What is being asked — Sort through the data and copy the lines holding the word "panel".
+++++
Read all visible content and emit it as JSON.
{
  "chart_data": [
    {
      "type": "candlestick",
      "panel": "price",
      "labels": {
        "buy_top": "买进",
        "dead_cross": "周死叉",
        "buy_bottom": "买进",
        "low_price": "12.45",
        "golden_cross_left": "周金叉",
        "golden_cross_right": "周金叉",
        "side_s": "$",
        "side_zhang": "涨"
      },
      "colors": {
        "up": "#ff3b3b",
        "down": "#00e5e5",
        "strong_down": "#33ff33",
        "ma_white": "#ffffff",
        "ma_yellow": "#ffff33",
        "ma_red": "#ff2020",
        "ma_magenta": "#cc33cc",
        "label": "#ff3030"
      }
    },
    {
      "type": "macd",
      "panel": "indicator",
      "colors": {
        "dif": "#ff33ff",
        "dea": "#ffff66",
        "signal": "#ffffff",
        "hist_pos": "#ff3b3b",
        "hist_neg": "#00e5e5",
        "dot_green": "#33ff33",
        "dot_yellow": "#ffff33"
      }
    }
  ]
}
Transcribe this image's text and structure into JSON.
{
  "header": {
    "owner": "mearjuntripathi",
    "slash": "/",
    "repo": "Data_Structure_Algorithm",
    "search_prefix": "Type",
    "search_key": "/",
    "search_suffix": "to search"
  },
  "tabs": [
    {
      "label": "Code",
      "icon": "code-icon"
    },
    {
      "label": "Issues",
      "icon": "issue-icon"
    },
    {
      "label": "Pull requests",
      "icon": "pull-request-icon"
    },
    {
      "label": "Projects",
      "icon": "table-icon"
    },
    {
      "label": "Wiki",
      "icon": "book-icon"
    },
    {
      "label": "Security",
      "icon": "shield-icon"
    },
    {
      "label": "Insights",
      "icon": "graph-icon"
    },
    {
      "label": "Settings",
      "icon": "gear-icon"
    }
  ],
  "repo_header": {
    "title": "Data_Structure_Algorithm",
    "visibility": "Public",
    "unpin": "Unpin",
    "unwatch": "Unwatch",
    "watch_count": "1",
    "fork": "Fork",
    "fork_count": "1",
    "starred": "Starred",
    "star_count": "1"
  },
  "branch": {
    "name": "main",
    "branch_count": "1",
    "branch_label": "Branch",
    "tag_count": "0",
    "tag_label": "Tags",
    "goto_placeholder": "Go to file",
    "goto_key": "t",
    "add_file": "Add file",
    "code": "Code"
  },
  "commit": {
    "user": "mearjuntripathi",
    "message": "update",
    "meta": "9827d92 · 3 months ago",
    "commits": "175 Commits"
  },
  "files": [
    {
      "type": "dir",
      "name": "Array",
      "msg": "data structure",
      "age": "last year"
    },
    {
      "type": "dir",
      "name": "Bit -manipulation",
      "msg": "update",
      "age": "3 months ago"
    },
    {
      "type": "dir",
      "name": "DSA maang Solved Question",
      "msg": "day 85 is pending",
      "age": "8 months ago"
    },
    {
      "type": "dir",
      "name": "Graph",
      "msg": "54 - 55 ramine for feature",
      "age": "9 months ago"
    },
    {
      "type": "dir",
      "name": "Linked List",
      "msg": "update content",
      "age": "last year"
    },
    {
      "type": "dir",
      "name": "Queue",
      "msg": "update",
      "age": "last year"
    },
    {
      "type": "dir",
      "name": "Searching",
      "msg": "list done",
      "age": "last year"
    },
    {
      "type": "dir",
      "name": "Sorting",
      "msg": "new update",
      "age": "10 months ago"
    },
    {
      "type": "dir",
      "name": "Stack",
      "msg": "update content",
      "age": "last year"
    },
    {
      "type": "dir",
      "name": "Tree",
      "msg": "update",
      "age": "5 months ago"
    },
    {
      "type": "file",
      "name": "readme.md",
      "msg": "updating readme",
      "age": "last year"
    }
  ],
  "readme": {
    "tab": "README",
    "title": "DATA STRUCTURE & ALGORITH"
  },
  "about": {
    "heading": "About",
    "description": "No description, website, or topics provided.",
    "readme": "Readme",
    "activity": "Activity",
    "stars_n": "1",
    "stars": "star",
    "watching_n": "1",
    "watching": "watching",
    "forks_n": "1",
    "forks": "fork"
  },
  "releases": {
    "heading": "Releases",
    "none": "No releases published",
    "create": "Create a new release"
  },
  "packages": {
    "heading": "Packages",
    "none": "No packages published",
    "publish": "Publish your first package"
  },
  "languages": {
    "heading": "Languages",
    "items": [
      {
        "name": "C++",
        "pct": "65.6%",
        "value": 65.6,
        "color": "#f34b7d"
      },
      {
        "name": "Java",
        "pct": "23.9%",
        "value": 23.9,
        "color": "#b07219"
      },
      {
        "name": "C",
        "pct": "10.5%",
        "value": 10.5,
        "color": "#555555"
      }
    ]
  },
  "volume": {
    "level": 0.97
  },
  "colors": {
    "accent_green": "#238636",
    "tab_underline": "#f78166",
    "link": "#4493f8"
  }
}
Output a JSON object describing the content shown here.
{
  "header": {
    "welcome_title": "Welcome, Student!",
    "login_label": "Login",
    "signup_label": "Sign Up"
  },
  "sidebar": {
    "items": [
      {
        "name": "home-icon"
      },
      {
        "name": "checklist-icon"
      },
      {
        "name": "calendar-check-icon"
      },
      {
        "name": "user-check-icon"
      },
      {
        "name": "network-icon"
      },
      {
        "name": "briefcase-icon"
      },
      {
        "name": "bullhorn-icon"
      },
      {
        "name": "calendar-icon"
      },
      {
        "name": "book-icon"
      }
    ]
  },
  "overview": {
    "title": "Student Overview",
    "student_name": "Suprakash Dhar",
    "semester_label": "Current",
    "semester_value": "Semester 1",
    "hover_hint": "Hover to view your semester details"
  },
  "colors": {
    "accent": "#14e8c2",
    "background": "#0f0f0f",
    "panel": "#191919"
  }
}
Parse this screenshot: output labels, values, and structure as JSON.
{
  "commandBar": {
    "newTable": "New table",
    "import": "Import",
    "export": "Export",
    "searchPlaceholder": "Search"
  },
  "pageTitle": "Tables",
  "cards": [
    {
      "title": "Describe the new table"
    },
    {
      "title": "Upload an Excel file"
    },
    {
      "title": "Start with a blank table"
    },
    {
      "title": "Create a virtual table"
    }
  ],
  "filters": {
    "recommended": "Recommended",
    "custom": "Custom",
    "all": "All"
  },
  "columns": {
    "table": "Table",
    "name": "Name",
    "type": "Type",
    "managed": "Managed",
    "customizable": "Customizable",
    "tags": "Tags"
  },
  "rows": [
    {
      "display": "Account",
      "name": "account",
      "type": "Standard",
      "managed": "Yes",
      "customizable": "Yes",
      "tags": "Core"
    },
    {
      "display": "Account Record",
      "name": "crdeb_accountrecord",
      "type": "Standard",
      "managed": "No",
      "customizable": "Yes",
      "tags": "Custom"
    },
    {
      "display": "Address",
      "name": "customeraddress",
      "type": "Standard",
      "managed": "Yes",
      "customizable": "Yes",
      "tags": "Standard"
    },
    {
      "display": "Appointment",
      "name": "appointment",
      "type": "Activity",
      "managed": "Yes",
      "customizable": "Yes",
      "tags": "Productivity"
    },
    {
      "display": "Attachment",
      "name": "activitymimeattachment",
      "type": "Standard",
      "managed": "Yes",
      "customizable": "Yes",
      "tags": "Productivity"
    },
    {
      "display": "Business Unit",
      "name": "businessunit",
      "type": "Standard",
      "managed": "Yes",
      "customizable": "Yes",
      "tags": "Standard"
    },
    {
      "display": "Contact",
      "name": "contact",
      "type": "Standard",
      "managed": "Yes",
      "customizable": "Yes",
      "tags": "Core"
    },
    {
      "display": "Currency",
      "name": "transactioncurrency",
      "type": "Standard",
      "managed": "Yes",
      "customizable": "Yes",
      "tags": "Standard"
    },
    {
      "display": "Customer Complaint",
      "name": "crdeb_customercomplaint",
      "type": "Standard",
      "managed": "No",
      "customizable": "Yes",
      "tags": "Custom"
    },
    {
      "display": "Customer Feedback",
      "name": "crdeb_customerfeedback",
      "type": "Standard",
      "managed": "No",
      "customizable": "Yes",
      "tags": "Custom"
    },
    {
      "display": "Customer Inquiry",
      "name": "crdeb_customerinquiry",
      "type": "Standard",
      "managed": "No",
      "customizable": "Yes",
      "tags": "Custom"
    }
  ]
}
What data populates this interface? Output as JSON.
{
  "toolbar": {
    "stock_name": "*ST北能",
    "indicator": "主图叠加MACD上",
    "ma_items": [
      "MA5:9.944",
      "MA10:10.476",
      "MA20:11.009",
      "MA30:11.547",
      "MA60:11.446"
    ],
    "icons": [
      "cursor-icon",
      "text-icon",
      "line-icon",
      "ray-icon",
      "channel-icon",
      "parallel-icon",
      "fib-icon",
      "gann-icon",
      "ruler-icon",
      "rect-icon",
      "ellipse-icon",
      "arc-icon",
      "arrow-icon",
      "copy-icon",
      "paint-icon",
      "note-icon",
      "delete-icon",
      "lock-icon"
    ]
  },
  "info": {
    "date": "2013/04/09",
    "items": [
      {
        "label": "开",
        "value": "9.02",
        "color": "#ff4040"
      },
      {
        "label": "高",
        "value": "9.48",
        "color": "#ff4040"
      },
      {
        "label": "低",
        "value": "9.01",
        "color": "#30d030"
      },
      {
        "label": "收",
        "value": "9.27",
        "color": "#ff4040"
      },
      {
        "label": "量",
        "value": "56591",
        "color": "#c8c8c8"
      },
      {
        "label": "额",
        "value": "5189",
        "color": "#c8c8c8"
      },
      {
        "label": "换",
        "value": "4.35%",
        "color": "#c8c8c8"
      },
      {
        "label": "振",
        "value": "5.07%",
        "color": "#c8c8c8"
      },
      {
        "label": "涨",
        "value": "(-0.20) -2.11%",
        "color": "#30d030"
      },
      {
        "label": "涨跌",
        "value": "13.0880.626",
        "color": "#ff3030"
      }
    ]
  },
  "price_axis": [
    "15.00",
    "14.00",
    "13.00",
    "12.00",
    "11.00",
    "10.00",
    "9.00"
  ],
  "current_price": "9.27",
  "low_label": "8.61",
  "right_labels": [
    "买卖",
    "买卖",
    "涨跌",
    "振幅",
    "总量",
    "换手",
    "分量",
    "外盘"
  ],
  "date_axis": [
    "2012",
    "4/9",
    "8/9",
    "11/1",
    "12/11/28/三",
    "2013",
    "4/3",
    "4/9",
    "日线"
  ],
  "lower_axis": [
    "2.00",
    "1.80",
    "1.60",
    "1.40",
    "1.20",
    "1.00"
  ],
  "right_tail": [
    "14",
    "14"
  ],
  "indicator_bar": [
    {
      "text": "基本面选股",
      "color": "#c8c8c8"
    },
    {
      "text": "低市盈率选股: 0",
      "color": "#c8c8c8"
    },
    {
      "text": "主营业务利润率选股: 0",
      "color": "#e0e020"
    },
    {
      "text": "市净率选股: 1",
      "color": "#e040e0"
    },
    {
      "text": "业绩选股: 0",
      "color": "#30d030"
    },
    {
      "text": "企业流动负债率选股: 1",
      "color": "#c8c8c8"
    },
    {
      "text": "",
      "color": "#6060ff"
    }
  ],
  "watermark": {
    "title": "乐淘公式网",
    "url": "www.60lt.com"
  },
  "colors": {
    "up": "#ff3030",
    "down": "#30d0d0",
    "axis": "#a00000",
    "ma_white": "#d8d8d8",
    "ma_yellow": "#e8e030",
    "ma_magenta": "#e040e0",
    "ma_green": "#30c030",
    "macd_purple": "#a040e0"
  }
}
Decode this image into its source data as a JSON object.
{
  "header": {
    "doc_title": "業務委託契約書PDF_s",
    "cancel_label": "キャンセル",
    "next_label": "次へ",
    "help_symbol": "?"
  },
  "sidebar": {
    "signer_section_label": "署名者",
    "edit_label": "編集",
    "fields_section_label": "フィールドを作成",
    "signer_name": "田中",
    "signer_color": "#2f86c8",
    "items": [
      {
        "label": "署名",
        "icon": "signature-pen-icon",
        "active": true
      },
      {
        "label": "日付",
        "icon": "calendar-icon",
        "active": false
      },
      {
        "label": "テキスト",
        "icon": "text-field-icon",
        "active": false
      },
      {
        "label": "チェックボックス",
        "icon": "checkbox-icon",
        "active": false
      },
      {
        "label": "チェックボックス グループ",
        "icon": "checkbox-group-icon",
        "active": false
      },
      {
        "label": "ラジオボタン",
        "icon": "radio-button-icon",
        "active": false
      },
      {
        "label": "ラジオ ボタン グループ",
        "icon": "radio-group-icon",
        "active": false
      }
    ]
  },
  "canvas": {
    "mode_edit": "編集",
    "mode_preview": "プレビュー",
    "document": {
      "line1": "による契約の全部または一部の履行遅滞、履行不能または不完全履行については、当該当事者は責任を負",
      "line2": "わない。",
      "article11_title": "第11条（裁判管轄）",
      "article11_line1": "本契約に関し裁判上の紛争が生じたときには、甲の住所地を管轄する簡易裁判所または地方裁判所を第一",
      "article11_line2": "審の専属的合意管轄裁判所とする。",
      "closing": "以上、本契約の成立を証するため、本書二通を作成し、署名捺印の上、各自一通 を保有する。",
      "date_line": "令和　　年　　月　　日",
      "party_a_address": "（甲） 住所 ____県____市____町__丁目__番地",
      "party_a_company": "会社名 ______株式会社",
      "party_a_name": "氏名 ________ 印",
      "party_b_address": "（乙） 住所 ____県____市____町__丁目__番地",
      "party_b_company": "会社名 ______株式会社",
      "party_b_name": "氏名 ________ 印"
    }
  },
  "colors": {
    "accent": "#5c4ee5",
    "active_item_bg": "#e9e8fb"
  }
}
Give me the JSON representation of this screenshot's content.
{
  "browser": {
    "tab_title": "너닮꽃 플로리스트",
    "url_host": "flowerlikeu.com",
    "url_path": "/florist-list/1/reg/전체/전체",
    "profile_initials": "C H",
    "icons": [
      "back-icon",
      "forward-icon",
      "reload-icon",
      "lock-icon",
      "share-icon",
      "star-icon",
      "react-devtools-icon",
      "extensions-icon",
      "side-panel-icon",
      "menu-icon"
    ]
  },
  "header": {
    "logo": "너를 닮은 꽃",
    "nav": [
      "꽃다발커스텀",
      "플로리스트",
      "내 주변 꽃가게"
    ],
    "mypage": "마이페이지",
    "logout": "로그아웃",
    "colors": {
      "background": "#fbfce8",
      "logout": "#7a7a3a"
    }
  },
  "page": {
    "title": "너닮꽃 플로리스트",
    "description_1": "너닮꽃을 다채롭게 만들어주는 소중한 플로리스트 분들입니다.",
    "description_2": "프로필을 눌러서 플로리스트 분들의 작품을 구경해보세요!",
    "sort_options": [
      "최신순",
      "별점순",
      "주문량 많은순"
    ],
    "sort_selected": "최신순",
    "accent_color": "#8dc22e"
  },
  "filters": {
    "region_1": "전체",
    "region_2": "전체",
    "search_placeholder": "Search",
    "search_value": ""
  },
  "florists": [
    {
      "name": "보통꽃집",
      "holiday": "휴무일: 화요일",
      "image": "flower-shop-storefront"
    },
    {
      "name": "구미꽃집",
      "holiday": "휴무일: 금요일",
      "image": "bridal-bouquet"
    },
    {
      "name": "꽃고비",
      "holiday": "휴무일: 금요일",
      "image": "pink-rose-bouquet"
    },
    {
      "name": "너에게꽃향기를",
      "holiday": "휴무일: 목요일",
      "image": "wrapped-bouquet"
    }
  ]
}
+++++
Response for this exercise —
      "panel": "price",
      "panel": "indicator",
    "panel": "#191919"
      "side-panel-icon",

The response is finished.